** start Exercise materials **

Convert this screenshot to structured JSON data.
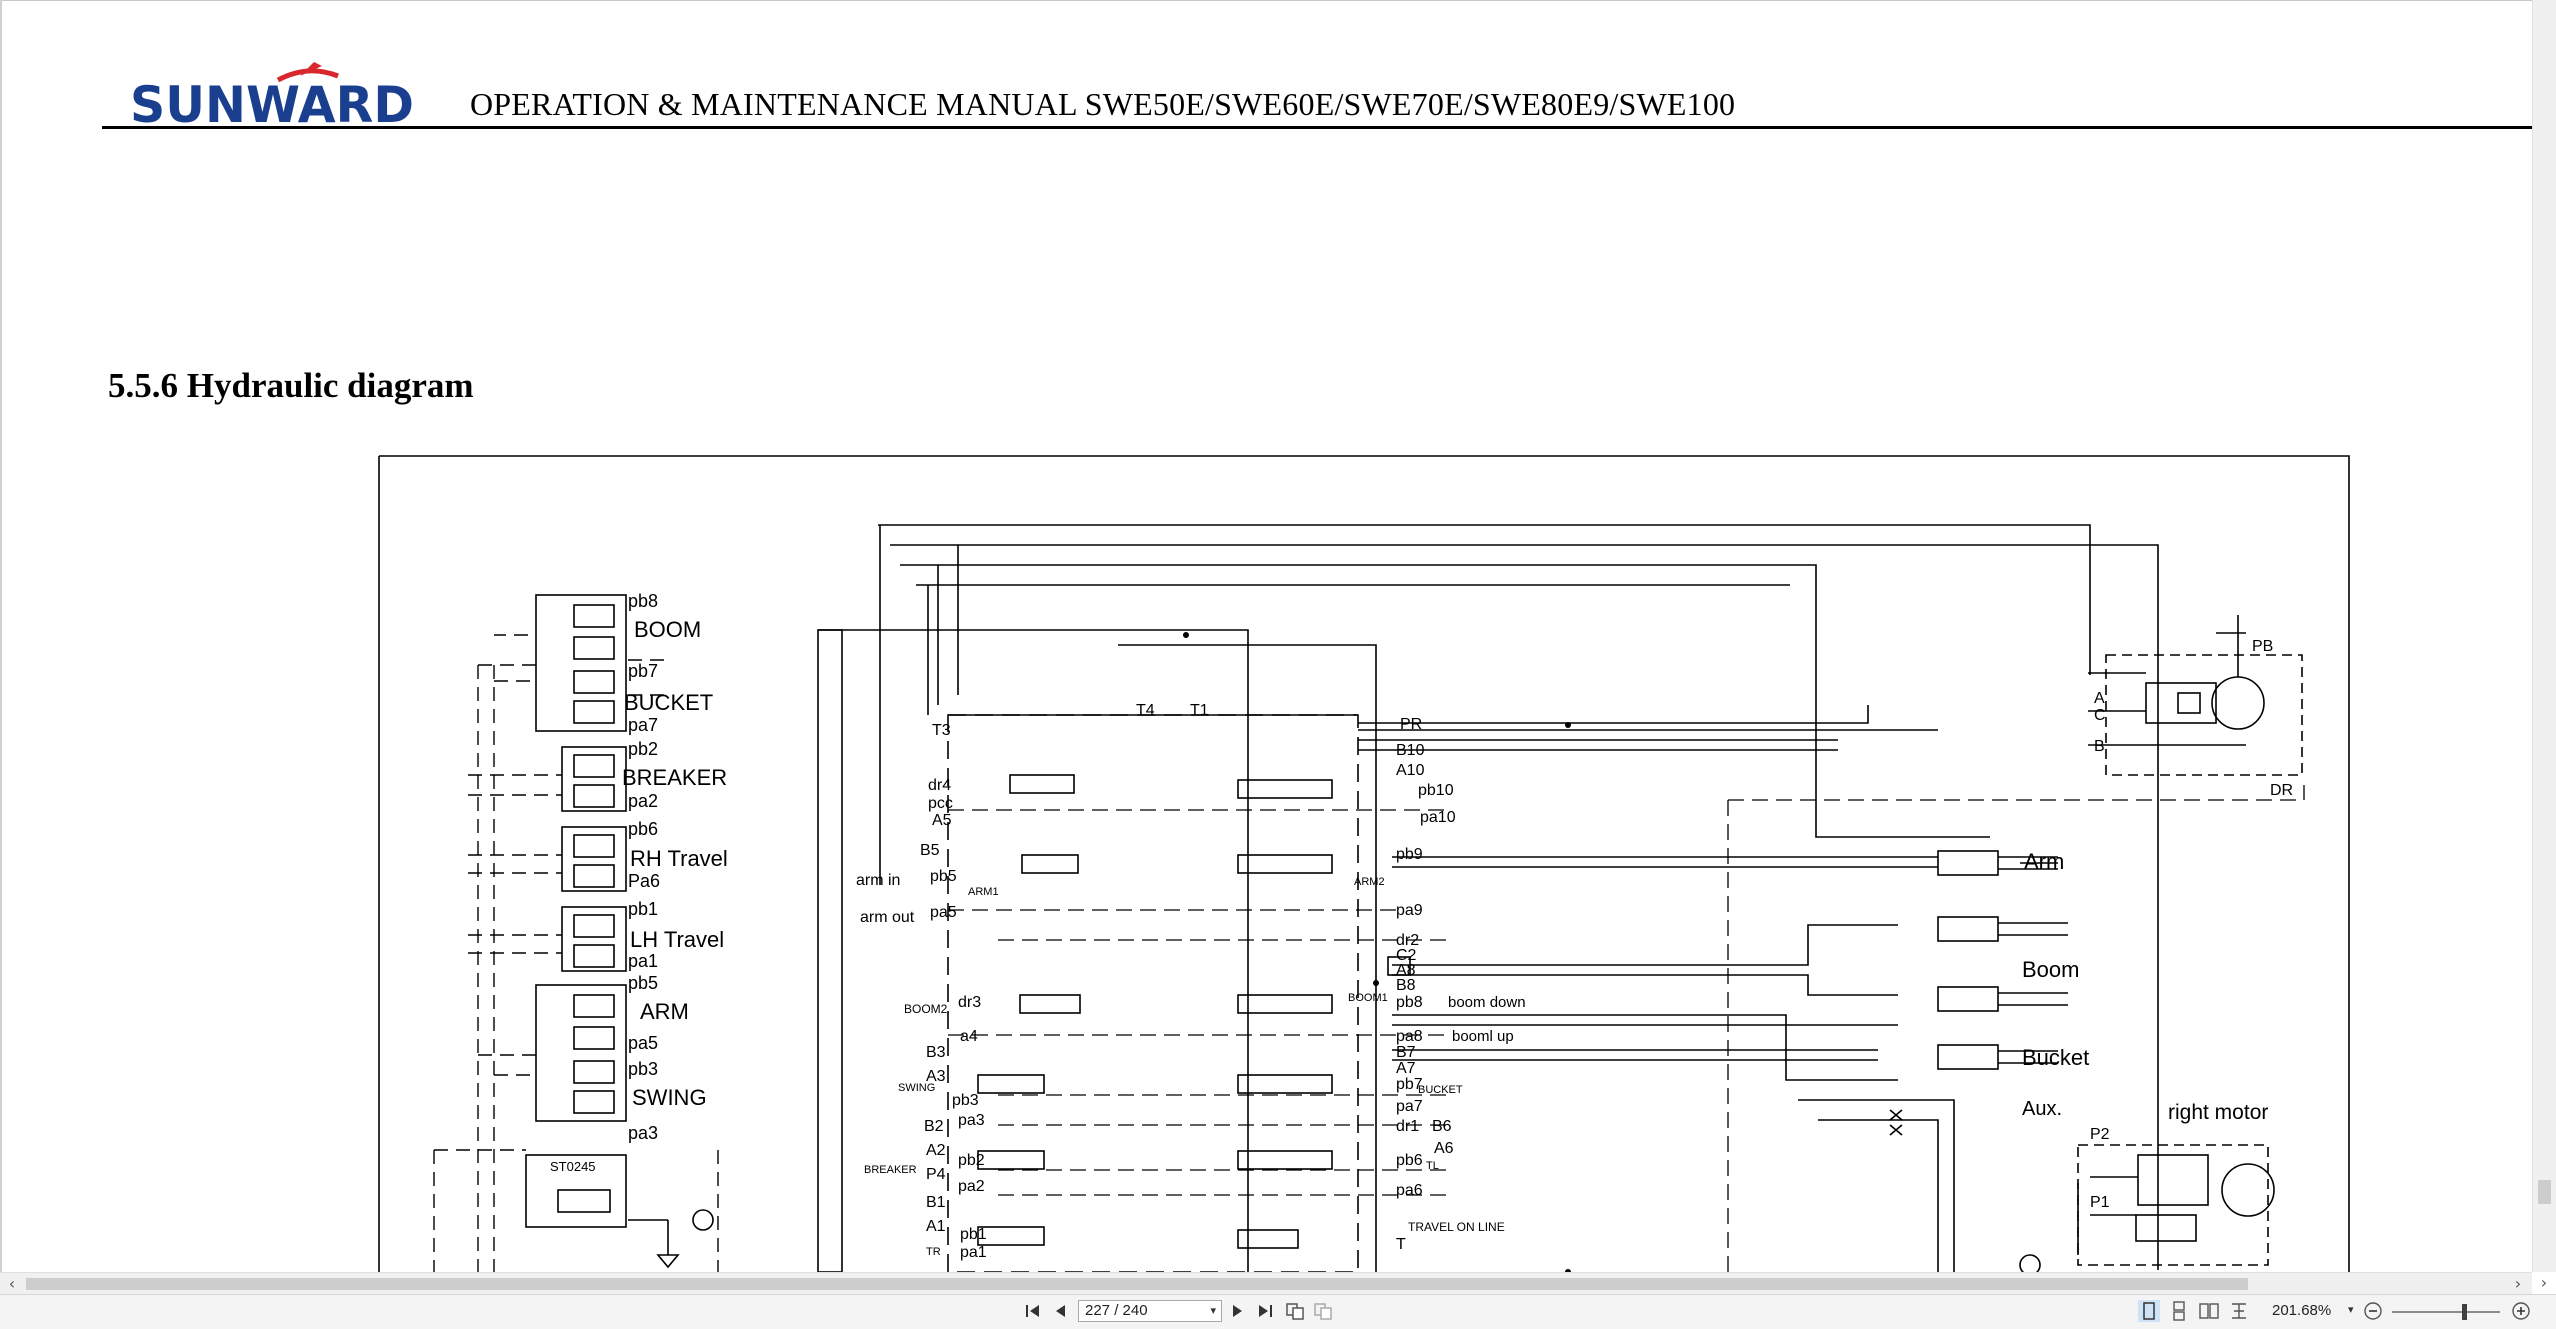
{
  "document": {
    "brand": "SUNWARD",
    "header_title": "OPERATION & MAINTENANCE MANUAL SWE50E/SWE60E/SWE70E/SWE80E9/SWE100",
    "section_heading": "5.5.6 Hydraulic diagram"
  },
  "diagram": {
    "pilot_valve_labels": [
      "pb8",
      "BOOM",
      "pb7",
      "BUCKET",
      "pa7",
      "pb2",
      "BREAKER",
      "pa2",
      "pb6",
      "RH  Travel",
      "Pa6",
      "pb1",
      "LH  Travel",
      "pa1",
      "pb5",
      "ARM",
      "pa5",
      "pb3",
      "SWING",
      "pa3",
      "ST0245"
    ],
    "valve_ports_left": [
      "T3",
      "T4",
      "T1",
      "dr4",
      "pcc",
      "A5",
      "B5",
      "arm  in",
      "pb5",
      "ARM1",
      "arm  out",
      "pa5",
      "BOOM2",
      "dr3",
      "a4",
      "B3",
      "SWING",
      "A3",
      "pb3",
      "B2",
      "pa3",
      "BREAKER",
      "A2",
      "pb2",
      "P4",
      "pa2",
      "B1",
      "A1",
      "TR",
      "pb1",
      "pa1"
    ],
    "valve_ports_right": [
      "PR",
      "B10",
      "A10",
      "pb10",
      "pa10",
      "pb9",
      "ARM2",
      "pa9",
      "dr2",
      "C2",
      "A8",
      "B8",
      "BOOM1",
      "pb8",
      "boom  down",
      "pa8",
      "booml  up",
      "B7",
      "A7",
      "pb7",
      "BUCKET",
      "pa7",
      "dr1",
      "B6",
      "A6",
      "pb6",
      "TL",
      "pa6",
      "TRAVEL  ON  LINE",
      "T"
    ],
    "swing_motor_labels": [
      "PB",
      "A",
      "C",
      "B",
      "DR"
    ],
    "cylinder_labels": [
      "Arm",
      "Boom",
      "Bucket",
      "Aux."
    ],
    "travel_motor_labels": [
      "right  motor",
      "P2",
      "P1"
    ]
  },
  "navigation": {
    "page_indicator": "227 / 240",
    "zoom_level": "201.68%"
  }
}
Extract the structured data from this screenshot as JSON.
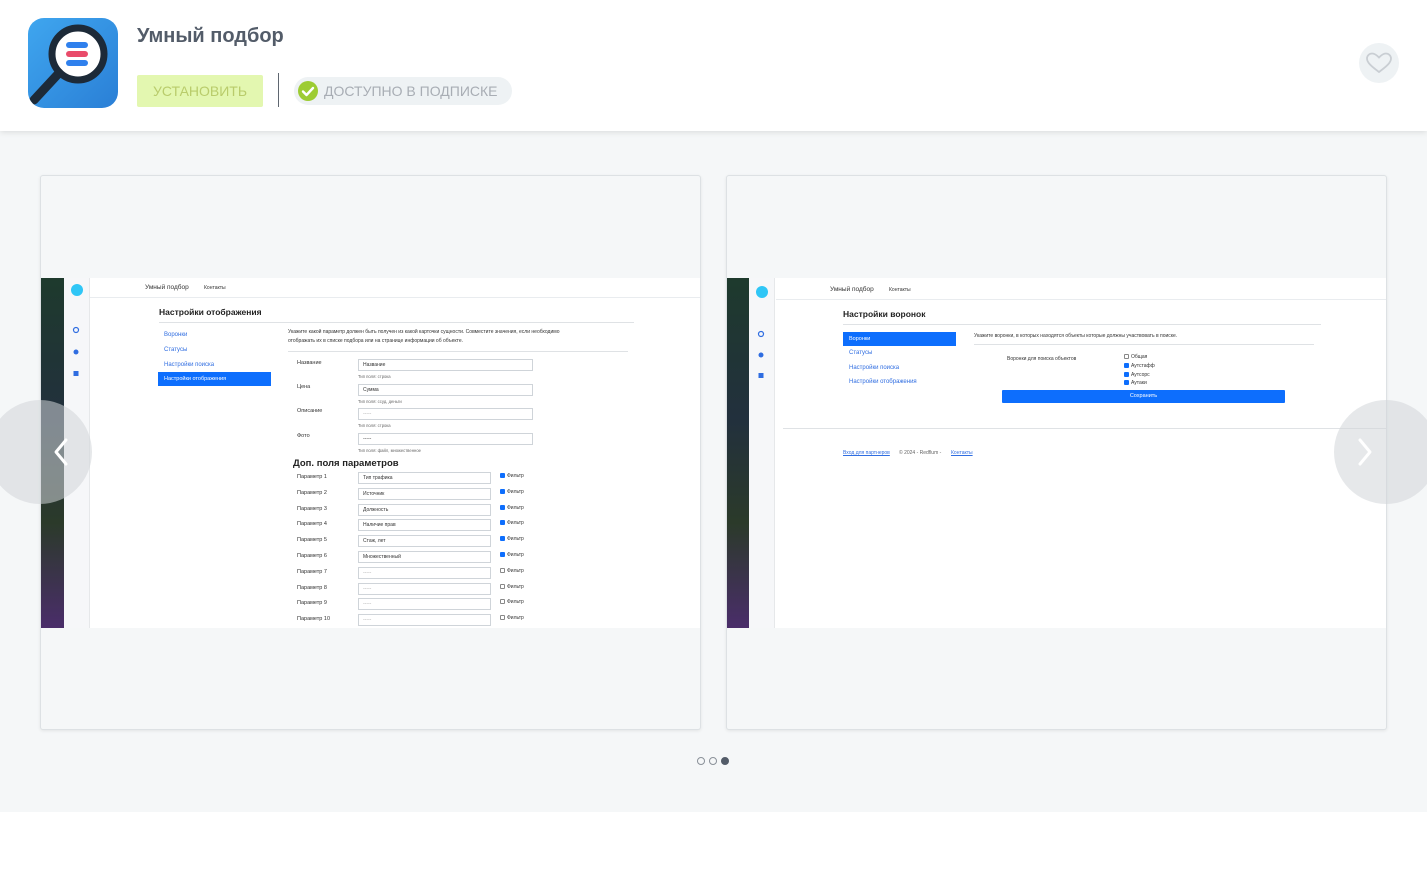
{
  "app": {
    "title": "Умный подбор",
    "install_label": "УСТАНОВИТЬ",
    "subscription_label": "ДОСТУПНО В ПОДПИСКЕ"
  },
  "slide1": {
    "topbar": {
      "brand": "Умный подбор",
      "link": "Контакты"
    },
    "page_title": "Настройки отображения",
    "nav": [
      "Воронки",
      "Статусы",
      "Настройки поиска",
      "Настройки отображения"
    ],
    "hint_line1": "Укажите какой параметр должен быть получен из какой карточки сущности. Совместите значения, если необходимо",
    "hint_line2": "отображать их в списке подбора или на странице информации об объекте.",
    "fields": [
      {
        "label": "Название",
        "value": "Название",
        "note": "Тип поля: строка"
      },
      {
        "label": "Цена",
        "value": "Сумма",
        "note": "Тип поля: ссуд. деньги"
      },
      {
        "label": "Описание",
        "value": "-----",
        "note": "Тип поля: строка"
      },
      {
        "label": "Фото",
        "value": "-----",
        "note": "Тип поля: файл, множественное"
      }
    ],
    "extra_title": "Доп. поля параметров",
    "filter_label": "Фильтр",
    "params": [
      {
        "label": "Параметр 1",
        "value": "Тип трафика"
      },
      {
        "label": "Параметр 2",
        "value": "Источник"
      },
      {
        "label": "Параметр 3",
        "value": "Должность"
      },
      {
        "label": "Параметр 4",
        "value": "Наличие прав"
      },
      {
        "label": "Параметр 5",
        "value": "Стаж, лет"
      },
      {
        "label": "Параметр 6",
        "value": "Множественный"
      },
      {
        "label": "Параметр 7",
        "value": "-----"
      },
      {
        "label": "Параметр 8",
        "value": "-----"
      },
      {
        "label": "Параметр 9",
        "value": "-----"
      },
      {
        "label": "Параметр 10",
        "value": "-----"
      }
    ]
  },
  "slide2": {
    "topbar": {
      "brand": "Умный подбор",
      "link": "Контакты"
    },
    "page_title": "Настройки воронок",
    "nav": [
      "Воронки",
      "Статусы",
      "Настройки поиска",
      "Настройки отображения"
    ],
    "hint": "Укажите воронки, в которых находятся объекты которые должны участвовать в поиске.",
    "funnels_label": "Воронки для поиска объектов",
    "funnels": [
      "Общая",
      "Аутстафф",
      "Аутсорс",
      "Аутаки"
    ],
    "save_label": "Сохранить",
    "footer_link1": "Вход для партнеров",
    "footer_mid": "© 2024 - Redflum -",
    "footer_link2": "Контакты"
  }
}
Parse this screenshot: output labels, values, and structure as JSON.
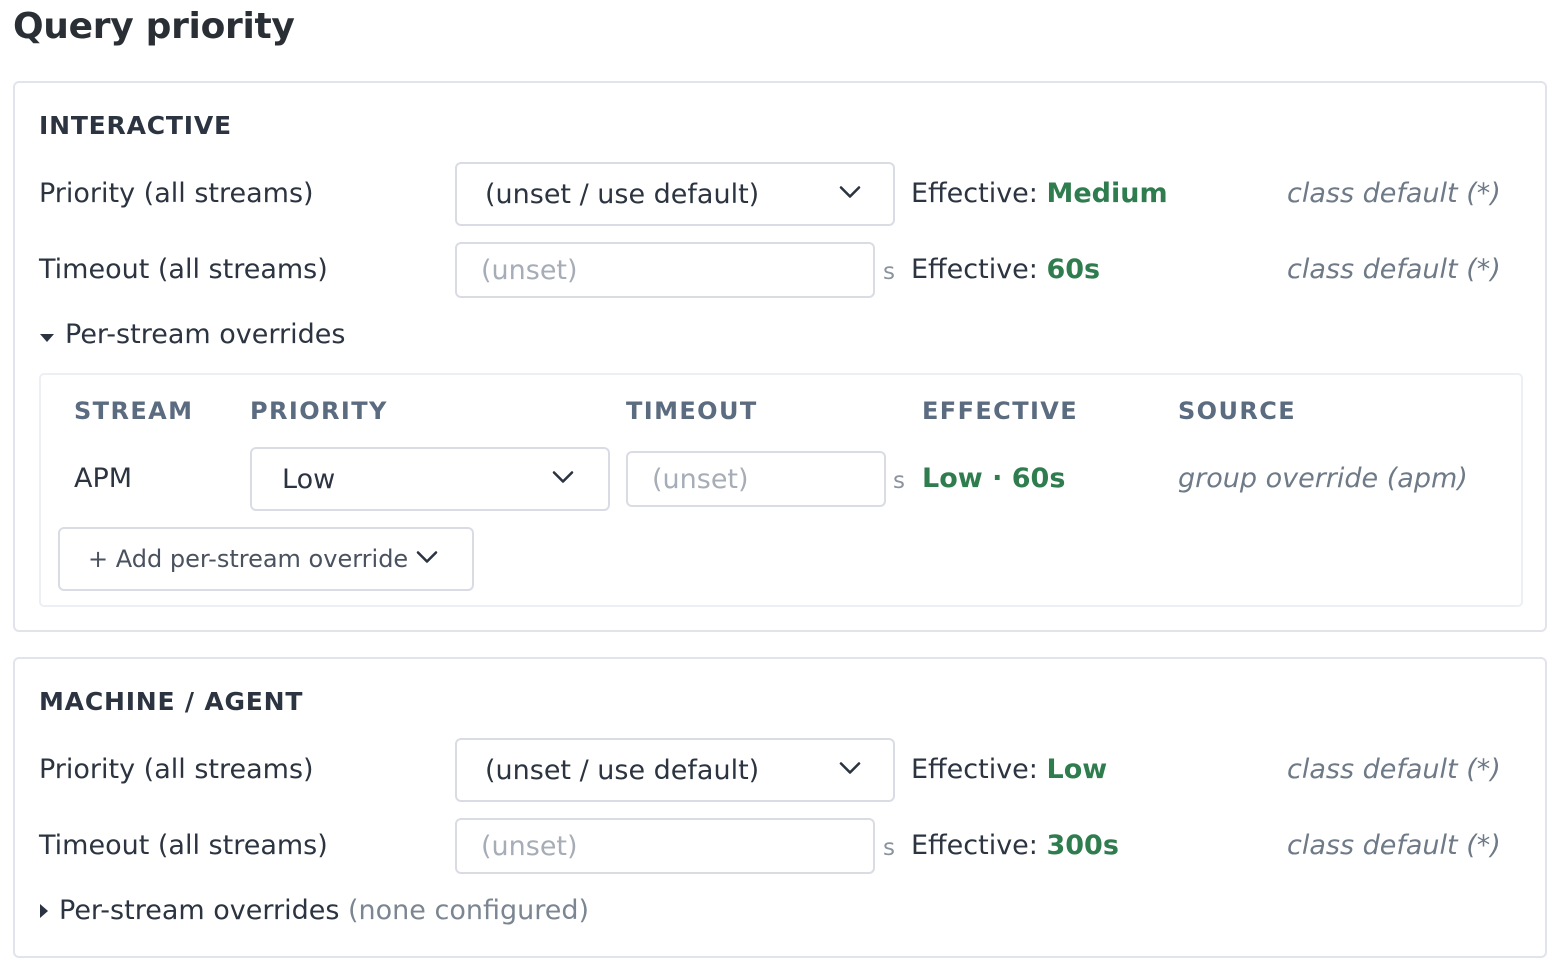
{
  "page": {
    "title": "Query priority"
  },
  "sections": [
    {
      "title": "INTERACTIVE",
      "priority": {
        "label": "Priority (all streams)",
        "value": "(unset / use default)",
        "effective_prefix": "Effective: ",
        "effective_value": "Medium",
        "source": "class default (*)"
      },
      "timeout": {
        "label": "Timeout (all streams)",
        "placeholder": "(unset)",
        "unit": "s",
        "effective_prefix": "Effective: ",
        "effective_value": "60s",
        "source": "class default (*)"
      },
      "overrides": {
        "toggle_label": "Per-stream overrides",
        "expanded": true,
        "columns": [
          "STREAM",
          "PRIORITY",
          "TIMEOUT",
          "EFFECTIVE",
          "SOURCE"
        ],
        "rows": [
          {
            "stream": "APM",
            "priority": "Low",
            "timeout_placeholder": "(unset)",
            "unit": "s",
            "effective": "Low · 60s",
            "source": "group override (apm)"
          }
        ],
        "add_button": "+ Add per-stream override"
      }
    },
    {
      "title": "MACHINE / AGENT",
      "priority": {
        "label": "Priority (all streams)",
        "value": "(unset / use default)",
        "effective_prefix": "Effective: ",
        "effective_value": "Low",
        "source": "class default (*)"
      },
      "timeout": {
        "label": "Timeout (all streams)",
        "placeholder": "(unset)",
        "unit": "s",
        "effective_prefix": "Effective: ",
        "effective_value": "300s",
        "source": "class default (*)"
      },
      "overrides": {
        "toggle_label": "Per-stream overrides",
        "toggle_note": "(none configured)",
        "expanded": false
      }
    }
  ],
  "colors": {
    "effective_green": "#2f7d4f",
    "header_slate": "#5b6b80",
    "source_gray": "#6e7a87",
    "border": "#d9dde3"
  },
  "icons": {
    "select_chevron": "chevron-down-icon",
    "expanded_caret": "caret-down-icon",
    "collapsed_caret": "caret-right-icon"
  }
}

** end Exercise materials **

▸ Aim of the exercise:
Only the number is wanted: how many lines in the preceding entries hold the string "Укажите"?

▸ Result of the exercise:
2